◆ **QUOTED PASSAGE**:
----
The Girl in the Window, the Woman on the Hill
how intensive journaling can access memory, creativity, personal growth
In my second year of teaching, a colleague introduced me to Ira Progoff’s Intensive Journal Method. The psychologist Carl Jung and Progoff worked together in the mid-20th century, a collaboration that informed Progoff’s journaling-as-psychotherapy approach. Progoff went on to create a series of 21 integrated journals to unlock people’s creativity and enhance their personal growth. While Progoff died in 1998, his adherents still offer workshops today, with a focus on helping participants with personal relationships, decision-making, transitions, and healing.
Over the years, this journaling has had the same immediate effect on my well-being as yoga and cold-water plunges. I love it. Even as I know all the prompts and their sequence, I’ve yet to predict what will come for me in a journaling session. Instead, I’ve learned to expect the unexpected.
For my students, in-class journals have been a means of generating ideas and providing relief. Often we journal on a day when we need just to write and be internal; other days it’s a first foray into a personal narrative or longer piece of writing. I tend to use two of Progoff’s journals to warm up and shake off the inhibitions.
The first is called a Period Log: it begins “Now is a time in my life when—“ and we freewrite without self-editing for four minutes.
The second is called Twilight: we close our eyes or put them at half mast and write about whatever comes to mind for four minutes: images, sounds, shapes, colors, words. The idea with this second is to allow the subconscious to emerge.
After these eight minutes, I usually offer an original prompt, based on what we’ve been reading or discussing. This spring in London was like a winter hangover, so after a journal warm up, I wanted to get some music in the classroom. And since many of my students are in their last year of high school, I wanted to give them an opportunity to reflect on their former selves without bogging down in the usual innocence-to-experience schtick. Music stirs specific memories. Like a genie emerging from a rubbed lamp, out pops what’s been latent.
We took a few minutes to do each of the following and share, before arriving at #5 and entering our own writing worlds:
Recreate five of the songs on your 12-year-old self’s playlist.
Create a five-song playlist for the you of today.
Choose a song from each of the two playlists.
Choose a lyric from each of those two songs.
Write a personal piece that uses both of those lyrics in some way. (My pedestrian goal is to get multiple voices, specific objects in their writing. Of course, the narratives are much more than the sum of their voices and objects.)
----
◆ **OBJECTIVE A**:
Answer these questions about the journaling essay:
(i) How many integrated journals did Progoff create?
(ii) For how many minutes do the students freewrite in the Period Log?
(iii) How many songs go on the playlist recreated for the 12-year-old self?
The text and the records have no connection to each other.

(Box annotation records)
----
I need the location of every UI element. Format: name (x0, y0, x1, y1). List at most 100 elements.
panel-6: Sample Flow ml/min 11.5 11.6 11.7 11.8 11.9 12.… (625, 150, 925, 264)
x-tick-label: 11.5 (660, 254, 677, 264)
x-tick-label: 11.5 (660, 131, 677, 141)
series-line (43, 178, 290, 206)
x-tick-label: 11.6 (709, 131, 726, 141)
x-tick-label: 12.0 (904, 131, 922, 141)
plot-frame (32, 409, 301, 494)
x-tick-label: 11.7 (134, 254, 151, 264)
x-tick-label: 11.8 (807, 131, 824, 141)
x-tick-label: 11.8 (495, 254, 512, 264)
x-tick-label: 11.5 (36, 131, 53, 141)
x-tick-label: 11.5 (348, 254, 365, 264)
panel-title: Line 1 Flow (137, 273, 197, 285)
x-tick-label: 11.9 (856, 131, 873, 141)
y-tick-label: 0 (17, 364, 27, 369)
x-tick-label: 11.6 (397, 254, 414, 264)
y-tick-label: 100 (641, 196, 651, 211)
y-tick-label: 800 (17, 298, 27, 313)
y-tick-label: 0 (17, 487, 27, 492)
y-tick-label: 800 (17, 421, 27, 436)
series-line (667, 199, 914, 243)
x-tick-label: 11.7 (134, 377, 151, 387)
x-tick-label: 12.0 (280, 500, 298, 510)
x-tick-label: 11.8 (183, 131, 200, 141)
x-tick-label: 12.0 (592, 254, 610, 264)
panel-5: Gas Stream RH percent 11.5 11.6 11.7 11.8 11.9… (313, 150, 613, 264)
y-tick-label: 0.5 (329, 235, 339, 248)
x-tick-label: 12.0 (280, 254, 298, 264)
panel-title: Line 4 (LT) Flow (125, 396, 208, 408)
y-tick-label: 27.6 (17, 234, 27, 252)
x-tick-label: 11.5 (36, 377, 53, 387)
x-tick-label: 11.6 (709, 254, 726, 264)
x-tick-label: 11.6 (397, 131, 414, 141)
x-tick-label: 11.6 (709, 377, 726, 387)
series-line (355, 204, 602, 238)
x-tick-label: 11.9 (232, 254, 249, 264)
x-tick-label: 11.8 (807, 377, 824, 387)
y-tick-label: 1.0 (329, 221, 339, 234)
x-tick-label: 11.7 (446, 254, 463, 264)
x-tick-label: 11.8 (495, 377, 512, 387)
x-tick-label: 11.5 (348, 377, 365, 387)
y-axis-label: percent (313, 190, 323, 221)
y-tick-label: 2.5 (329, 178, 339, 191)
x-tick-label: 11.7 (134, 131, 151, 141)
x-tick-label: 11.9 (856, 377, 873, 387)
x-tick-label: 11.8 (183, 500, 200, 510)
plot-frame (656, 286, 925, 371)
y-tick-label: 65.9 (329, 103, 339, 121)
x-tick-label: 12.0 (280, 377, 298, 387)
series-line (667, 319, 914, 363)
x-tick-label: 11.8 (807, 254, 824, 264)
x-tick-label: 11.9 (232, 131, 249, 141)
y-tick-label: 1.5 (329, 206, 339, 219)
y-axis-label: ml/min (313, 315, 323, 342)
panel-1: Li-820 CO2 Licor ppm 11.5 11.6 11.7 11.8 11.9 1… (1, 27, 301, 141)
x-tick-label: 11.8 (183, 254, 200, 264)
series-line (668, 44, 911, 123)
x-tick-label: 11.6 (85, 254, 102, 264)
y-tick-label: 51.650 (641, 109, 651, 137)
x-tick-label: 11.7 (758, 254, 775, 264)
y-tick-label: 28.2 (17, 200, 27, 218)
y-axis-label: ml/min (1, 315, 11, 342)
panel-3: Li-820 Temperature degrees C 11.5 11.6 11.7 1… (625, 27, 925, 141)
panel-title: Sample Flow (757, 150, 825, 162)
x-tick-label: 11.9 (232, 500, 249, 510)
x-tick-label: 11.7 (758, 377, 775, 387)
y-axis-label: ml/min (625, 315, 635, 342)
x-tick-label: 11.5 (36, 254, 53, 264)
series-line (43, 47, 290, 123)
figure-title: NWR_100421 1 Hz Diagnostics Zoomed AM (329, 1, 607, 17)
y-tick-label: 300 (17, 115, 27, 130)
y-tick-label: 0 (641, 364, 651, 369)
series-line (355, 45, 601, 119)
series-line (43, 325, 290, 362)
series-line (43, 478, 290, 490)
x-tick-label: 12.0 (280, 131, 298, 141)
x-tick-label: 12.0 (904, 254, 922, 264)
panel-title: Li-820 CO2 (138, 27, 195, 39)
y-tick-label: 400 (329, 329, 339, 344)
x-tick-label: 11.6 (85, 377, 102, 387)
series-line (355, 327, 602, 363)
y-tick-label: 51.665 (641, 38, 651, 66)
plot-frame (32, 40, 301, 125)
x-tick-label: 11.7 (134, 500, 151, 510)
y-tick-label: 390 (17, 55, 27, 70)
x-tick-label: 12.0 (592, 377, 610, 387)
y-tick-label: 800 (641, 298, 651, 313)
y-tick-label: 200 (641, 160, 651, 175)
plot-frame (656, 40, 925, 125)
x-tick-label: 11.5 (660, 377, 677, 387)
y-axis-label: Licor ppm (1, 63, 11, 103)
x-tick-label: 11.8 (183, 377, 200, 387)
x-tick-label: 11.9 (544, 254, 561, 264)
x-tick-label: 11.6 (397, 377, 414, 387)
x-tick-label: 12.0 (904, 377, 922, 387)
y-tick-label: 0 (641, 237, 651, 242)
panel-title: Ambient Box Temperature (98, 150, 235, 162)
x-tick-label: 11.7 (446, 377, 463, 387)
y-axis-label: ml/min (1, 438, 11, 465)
----
◆ **OBJECTIVE B**: Select every line of the records that contains the string "panel".

◆ **COMPLETE ANSWER A**:
(i) 21
(ii) Four minutes
(iii) Five

◆ **COMPLETE ANSWER B**:
panel-6: Sample Flow ml/min 11.5 11.6 11.7 11.8 11.9 12.… (625, 150, 925, 264)
panel-title: Line 1 Flow (137, 273, 197, 285)
panel-5: Gas Stream RH percent 11.5 11.6 11.7 11.8 11.9… (313, 150, 613, 264)
panel-title: Line 4 (LT) Flow (125, 396, 208, 408)
panel-1: Li-820 CO2 Licor ppm 11.5 11.6 11.7 11.8 11.9 1… (1, 27, 301, 141)
panel-3: Li-820 Temperature degrees C 11.5 11.6 11.7 1… (625, 27, 925, 141)
panel-title: Sample Flow (757, 150, 825, 162)
panel-title: Li-820 CO2 (138, 27, 195, 39)
panel-title: Ambient Box Temperature (98, 150, 235, 162)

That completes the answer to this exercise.